-- start Information provided --
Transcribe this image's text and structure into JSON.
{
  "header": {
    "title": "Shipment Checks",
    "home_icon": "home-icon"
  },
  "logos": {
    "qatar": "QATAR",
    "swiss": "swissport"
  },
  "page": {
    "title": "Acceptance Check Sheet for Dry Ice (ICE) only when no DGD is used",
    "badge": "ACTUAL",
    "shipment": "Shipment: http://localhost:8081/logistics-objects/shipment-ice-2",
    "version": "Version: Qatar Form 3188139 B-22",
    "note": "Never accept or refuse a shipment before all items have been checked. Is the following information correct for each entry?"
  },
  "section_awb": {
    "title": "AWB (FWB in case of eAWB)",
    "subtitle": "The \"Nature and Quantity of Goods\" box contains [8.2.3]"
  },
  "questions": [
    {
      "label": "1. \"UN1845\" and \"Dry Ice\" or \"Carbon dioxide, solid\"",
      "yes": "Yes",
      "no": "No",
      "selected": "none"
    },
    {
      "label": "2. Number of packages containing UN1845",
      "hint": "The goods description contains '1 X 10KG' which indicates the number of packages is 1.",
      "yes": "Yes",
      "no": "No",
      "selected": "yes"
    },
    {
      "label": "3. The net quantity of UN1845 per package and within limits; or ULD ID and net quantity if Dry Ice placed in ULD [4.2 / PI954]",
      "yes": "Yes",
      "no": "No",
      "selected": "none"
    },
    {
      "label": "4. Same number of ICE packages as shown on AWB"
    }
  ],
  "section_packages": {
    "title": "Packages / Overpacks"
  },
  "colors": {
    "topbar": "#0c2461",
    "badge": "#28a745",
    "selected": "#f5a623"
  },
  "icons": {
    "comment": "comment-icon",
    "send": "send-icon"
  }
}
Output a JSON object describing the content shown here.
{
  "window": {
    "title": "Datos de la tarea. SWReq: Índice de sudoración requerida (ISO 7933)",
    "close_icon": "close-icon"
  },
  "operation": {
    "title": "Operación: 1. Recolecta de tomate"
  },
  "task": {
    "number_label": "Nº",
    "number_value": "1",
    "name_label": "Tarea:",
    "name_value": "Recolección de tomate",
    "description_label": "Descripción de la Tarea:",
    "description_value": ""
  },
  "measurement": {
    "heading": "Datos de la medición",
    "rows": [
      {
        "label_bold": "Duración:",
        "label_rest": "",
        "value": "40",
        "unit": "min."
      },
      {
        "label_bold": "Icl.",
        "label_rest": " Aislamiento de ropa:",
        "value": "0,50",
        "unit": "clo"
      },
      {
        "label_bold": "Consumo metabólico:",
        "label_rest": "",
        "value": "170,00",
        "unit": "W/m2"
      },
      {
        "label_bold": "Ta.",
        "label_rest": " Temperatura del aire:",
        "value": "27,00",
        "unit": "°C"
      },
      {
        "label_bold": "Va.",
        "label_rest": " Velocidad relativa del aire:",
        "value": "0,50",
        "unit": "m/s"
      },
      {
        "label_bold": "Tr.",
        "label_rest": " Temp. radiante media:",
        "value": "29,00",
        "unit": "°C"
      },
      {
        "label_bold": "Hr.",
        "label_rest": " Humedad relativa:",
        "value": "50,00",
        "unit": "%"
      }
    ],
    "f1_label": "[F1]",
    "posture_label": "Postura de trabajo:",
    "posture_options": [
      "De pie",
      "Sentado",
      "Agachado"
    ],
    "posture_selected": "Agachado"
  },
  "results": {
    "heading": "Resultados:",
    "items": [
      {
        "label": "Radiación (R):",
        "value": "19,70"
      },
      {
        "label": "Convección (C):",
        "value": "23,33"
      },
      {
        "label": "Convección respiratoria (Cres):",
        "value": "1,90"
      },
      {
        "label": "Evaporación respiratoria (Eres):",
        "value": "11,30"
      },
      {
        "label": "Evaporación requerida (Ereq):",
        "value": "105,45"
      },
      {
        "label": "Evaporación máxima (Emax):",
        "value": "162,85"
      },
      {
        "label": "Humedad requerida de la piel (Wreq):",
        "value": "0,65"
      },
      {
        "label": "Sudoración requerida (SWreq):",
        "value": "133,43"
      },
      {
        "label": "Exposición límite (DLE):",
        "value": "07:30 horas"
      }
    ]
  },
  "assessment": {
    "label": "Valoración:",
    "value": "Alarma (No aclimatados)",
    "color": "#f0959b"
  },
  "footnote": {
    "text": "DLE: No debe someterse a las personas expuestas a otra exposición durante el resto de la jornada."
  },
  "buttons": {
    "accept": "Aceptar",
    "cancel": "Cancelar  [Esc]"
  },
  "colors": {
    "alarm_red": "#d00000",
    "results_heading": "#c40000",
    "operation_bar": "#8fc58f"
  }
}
-- end Information provided --
What to work on:
Output the records exactly, including every line.

Right answer:
Transcribe this image's text and structure into JSON.
{
  "header": {
    "title": "Shipment Checks",
    "home_icon": "home-icon"
  },
  "logos": {
    "qatar": "QATAR",
    "swiss": "swissport"
  },
  "page": {
    "title": "Acceptance Check Sheet for Dry Ice (ICE) only when no DGD is used",
    "badge": "ACTUAL",
    "shipment": "Shipment: http://localhost:8081/logistics-objects/shipment-ice-2",
    "version": "Version: Qatar Form 3188139 B-22",
    "note": "Never accept or refuse a shipment before all items have been checked. Is the following information correct for each entry?"
  },
  "section_awb": {
    "title": "AWB (FWB in case of eAWB)",
    "subtitle": "The \"Nature and Quantity of Goods\" box contains [8.2.3]"
  },
  "questions": [
    {
      "label": "1. \"UN1845\" and \"Dry Ice\" or \"Carbon dioxide, solid\"",
      "yes": "Yes",
      "no": "No",
      "selected": "none"
    },
    {
      "label": "2. Number of packages containing UN1845",
      "hint": "The goods description contains '1 X 10KG' which indicates the number of packages is 1.",
      "yes": "Yes",
      "no": "No",
      "selected": "yes"
    },
    {
      "label": "3. The net quantity of UN1845 per package and within limits; or ULD ID and net quantity if Dry Ice placed in ULD [4.2 / PI954]",
      "yes": "Yes",
      "no": "No",
      "selected": "none"
    },
    {
      "label": "4. Same number of ICE packages as shown on AWB"
    }
  ],
  "section_packages": {
    "title": "Packages / Overpacks"
  },
  "colors": {
    "topbar": "#0c2461",
    "badge": "#28a745",
    "selected": "#f5a623"
  },
  "icons": {
    "comment": "comment-icon",
    "send": "send-icon"
  }
}
Output a JSON object describing the content shown here.
{
  "window": {
    "title": "Datos de la tarea. SWReq: Índice de sudoración requerida (ISO 7933)",
    "close_icon": "close-icon"
  },
  "operation": {
    "title": "Operación: 1. Recolecta de tomate"
  },
  "task": {
    "number_label": "Nº",
    "number_value": "1",
    "name_label": "Tarea:",
    "name_value": "Recolección de tomate",
    "description_label": "Descripción de la Tarea:",
    "description_value": ""
  },
  "measurement": {
    "heading": "Datos de la medición",
    "rows": [
      {
        "label_bold": "Duración:",
        "label_rest": "",
        "value": "40",
        "unit": "min."
      },
      {
        "label_bold": "Icl.",
        "label_rest": " Aislamiento de ropa:",
        "value": "0,50",
        "unit": "clo"
      },
      {
        "label_bold": "Consumo metabólico:",
        "label_rest": "",
        "value": "170,00",
        "unit": "W/m2"
      },
      {
        "label_bold": "Ta.",
        "label_rest": " Temperatura del aire:",
        "value": "27,00",
        "unit": "°C"
      },
      {
        "label_bold": "Va.",
        "label_rest": " Velocidad relativa del aire:",
        "value": "0,50",
        "unit": "m/s"
      },
      {
        "label_bold": "Tr.",
        "label_rest": " Temp. radiante media:",
        "value": "29,00",
        "unit": "°C"
      },
      {
        "label_bold": "Hr.",
        "label_rest": " Humedad relativa:",
        "value": "50,00",
        "unit": "%"
      }
    ],
    "f1_label": "[F1]",
    "posture_label": "Postura de trabajo:",
    "posture_options": [
      "De pie",
      "Sentado",
      "Agachado"
    ],
    "posture_selected": "Agachado"
  },
  "results": {
    "heading": "Resultados:",
    "items": [
      {
        "label": "Radiación (R):",
        "value": "19,70"
      },
      {
        "label": "Convección (C):",
        "value": "23,33"
      },
      {
        "label": "Convección respiratoria (Cres):",
        "value": "1,90"
      },
      {
        "label": "Evaporación respiratoria (Eres):",
        "value": "11,30"
      },
      {
        "label": "Evaporación requerida (Ereq):",
        "value": "105,45"
      },
      {
        "label": "Evaporación máxima (Emax):",
        "value": "162,85"
      },
      {
        "label": "Humedad requerida de la piel (Wreq):",
        "value": "0,65"
      },
      {
        "label": "Sudoración requerida (SWreq):",
        "value": "133,43"
      },
      {
        "label": "Exposición límite (DLE):",
        "value": "07:30 horas"
      }
    ]
  },
  "assessment": {
    "label": "Valoración:",
    "value": "Alarma (No aclimatados)",
    "color": "#f0959b"
  },
  "footnote": {
    "text": "DLE: No debe someterse a las personas expuestas a otra exposición durante el resto de la jornada."
  },
  "buttons": {
    "accept": "Aceptar",
    "cancel": "Cancelar  [Esc]"
  },
  "colors": {
    "alarm_red": "#d00000",
    "results_heading": "#c40000",
    "operation_bar": "#8fc58f"
  }
}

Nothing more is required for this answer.